What the task requires -
Using the material below, copy every line where "Milk" appears.

Source data -
▼
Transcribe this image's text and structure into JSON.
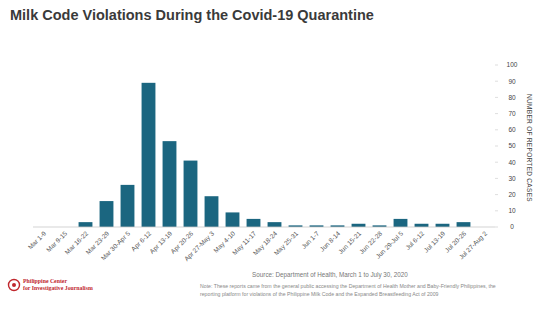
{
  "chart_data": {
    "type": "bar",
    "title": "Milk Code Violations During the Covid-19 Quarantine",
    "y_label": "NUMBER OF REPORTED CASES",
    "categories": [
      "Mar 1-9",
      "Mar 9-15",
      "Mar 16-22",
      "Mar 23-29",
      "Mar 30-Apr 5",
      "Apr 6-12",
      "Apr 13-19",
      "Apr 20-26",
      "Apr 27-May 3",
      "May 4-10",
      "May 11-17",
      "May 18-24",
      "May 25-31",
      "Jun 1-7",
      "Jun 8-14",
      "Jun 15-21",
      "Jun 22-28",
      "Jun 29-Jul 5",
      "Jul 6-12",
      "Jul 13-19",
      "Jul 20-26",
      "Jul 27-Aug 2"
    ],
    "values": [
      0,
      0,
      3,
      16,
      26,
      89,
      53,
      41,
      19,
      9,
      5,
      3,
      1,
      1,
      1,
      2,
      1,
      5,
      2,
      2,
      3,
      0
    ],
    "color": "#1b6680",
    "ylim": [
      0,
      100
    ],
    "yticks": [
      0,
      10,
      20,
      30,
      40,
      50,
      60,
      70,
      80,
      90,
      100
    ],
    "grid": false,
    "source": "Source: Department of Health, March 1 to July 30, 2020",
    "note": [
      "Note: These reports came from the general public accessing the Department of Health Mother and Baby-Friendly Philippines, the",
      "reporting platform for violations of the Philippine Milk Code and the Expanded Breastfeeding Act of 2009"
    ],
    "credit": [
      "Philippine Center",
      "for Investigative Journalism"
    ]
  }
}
▲
Completed task -
    "title": "Milk Code Violations During the Covid-19 Quarantine",
      "reporting platform for violations of the Philippine Milk Code and the Expanded Breastfeeding Act of 2009"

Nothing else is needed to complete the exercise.